──────── Data supplied
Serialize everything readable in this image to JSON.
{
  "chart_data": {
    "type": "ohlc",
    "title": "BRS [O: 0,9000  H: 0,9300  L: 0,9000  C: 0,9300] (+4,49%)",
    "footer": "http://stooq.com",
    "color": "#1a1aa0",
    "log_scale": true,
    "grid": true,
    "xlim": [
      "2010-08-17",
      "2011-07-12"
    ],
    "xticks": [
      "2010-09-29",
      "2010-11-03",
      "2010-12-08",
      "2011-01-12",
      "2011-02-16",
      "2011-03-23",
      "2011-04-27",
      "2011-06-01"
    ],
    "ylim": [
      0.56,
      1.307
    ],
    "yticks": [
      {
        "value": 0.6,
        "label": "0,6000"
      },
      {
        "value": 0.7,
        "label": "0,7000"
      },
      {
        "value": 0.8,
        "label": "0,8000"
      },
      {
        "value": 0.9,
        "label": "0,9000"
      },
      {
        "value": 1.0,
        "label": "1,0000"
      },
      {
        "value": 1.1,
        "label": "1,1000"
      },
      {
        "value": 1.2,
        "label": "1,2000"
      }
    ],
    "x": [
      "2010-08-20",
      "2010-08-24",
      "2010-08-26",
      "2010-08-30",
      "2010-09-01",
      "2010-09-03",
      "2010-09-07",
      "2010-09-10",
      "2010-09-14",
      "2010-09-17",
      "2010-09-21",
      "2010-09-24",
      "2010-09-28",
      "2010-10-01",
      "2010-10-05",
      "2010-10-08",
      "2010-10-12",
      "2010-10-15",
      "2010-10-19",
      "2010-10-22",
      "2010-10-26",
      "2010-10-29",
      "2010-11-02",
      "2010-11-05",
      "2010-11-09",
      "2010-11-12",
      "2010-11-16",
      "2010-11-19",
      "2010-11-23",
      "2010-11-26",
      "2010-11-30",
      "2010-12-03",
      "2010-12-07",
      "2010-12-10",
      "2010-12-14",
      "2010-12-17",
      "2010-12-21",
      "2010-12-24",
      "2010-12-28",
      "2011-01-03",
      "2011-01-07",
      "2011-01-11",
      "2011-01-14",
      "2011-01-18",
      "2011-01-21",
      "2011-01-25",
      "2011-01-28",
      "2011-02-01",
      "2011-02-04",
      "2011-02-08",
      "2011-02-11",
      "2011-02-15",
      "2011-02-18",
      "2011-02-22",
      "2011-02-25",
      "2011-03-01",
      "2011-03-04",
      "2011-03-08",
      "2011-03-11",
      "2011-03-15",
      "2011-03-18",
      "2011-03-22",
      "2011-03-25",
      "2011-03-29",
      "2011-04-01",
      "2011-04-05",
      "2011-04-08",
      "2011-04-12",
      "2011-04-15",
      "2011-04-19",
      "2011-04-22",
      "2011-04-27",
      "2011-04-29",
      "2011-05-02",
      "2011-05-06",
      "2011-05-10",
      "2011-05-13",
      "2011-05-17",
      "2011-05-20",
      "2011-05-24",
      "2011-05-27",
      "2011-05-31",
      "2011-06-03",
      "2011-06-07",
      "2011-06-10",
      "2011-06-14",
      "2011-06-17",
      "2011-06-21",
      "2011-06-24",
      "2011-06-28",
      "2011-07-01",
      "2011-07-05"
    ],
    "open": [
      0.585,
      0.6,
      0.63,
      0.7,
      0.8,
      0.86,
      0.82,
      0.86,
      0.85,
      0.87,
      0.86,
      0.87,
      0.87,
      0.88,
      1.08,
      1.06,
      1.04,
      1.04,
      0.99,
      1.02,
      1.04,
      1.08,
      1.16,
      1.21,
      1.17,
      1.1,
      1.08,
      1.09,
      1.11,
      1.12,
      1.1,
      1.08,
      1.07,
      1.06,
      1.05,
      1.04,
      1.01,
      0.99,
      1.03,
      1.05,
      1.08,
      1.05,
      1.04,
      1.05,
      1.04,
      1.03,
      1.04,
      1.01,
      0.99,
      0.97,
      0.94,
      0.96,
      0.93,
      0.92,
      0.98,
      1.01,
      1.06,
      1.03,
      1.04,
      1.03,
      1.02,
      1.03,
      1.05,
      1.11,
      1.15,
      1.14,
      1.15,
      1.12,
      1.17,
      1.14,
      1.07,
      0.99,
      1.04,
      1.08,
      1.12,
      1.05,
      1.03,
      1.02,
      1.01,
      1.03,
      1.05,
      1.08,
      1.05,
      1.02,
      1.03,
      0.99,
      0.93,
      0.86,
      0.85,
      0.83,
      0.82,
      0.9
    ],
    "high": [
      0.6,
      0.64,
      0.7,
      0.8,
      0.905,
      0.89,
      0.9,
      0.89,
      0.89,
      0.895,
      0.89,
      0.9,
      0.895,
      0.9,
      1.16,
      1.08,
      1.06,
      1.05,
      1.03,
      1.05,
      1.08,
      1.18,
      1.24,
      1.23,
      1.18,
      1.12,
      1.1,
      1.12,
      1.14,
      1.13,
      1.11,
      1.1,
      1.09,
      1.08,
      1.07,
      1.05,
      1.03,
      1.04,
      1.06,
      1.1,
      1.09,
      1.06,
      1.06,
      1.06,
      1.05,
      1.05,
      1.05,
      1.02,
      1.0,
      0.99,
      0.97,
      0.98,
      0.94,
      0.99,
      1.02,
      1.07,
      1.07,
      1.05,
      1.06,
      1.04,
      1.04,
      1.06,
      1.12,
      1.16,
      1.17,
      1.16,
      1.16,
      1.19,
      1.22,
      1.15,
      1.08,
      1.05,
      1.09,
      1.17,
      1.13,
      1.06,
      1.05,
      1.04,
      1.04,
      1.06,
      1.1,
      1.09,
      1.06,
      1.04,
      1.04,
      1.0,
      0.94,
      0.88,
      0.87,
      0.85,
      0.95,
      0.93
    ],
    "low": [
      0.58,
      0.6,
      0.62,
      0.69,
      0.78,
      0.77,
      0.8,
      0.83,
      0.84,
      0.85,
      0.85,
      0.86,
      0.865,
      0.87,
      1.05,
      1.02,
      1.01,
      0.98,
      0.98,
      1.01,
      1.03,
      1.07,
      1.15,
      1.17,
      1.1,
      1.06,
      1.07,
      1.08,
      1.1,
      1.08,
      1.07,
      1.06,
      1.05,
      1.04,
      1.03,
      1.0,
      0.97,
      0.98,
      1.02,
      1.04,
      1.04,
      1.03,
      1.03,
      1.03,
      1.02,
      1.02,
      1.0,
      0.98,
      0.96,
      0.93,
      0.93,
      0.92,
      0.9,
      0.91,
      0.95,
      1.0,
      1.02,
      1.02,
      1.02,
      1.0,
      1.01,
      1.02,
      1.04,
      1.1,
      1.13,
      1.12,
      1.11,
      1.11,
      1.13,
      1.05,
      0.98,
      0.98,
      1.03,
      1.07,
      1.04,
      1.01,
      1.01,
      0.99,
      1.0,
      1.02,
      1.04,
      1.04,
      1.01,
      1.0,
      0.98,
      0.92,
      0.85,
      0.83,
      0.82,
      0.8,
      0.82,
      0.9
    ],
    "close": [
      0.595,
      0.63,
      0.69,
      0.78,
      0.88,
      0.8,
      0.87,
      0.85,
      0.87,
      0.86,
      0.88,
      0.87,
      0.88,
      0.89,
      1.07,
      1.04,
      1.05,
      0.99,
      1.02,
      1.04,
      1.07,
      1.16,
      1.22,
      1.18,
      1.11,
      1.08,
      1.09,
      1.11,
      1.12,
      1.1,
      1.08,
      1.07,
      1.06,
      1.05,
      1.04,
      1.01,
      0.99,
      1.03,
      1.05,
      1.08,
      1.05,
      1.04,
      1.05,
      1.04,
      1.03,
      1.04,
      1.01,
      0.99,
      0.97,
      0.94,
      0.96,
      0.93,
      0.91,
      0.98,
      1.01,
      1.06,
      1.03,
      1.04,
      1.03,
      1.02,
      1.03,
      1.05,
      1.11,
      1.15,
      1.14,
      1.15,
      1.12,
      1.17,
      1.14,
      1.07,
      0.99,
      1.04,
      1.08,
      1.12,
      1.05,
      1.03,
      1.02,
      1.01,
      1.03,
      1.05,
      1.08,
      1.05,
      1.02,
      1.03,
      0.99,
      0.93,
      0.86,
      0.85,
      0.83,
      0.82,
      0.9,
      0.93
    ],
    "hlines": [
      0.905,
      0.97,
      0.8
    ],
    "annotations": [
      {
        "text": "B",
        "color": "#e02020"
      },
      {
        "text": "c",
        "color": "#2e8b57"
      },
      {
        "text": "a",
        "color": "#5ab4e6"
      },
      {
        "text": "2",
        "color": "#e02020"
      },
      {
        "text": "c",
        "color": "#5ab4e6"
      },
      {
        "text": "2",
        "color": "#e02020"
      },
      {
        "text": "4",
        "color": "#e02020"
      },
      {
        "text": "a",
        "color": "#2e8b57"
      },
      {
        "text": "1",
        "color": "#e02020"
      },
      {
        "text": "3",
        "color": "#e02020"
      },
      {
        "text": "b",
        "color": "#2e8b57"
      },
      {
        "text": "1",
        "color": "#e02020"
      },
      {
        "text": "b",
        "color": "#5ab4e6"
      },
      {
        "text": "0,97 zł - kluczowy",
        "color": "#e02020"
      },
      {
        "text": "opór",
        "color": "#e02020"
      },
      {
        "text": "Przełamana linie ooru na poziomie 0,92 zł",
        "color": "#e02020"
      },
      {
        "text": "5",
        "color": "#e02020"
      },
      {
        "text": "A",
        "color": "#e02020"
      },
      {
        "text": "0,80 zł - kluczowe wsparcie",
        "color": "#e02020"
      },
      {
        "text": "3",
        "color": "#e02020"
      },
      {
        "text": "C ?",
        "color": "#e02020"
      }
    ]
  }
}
────────────────
**Aim:** Show the lines that mention the word "value".

**Expected answer:**
        "value": 0.6,
        "value": 0.7,
        "value": 0.8,
        "value": 0.9,
        "value": 1.0,
        "value": 1.1,
        "value": 1.2,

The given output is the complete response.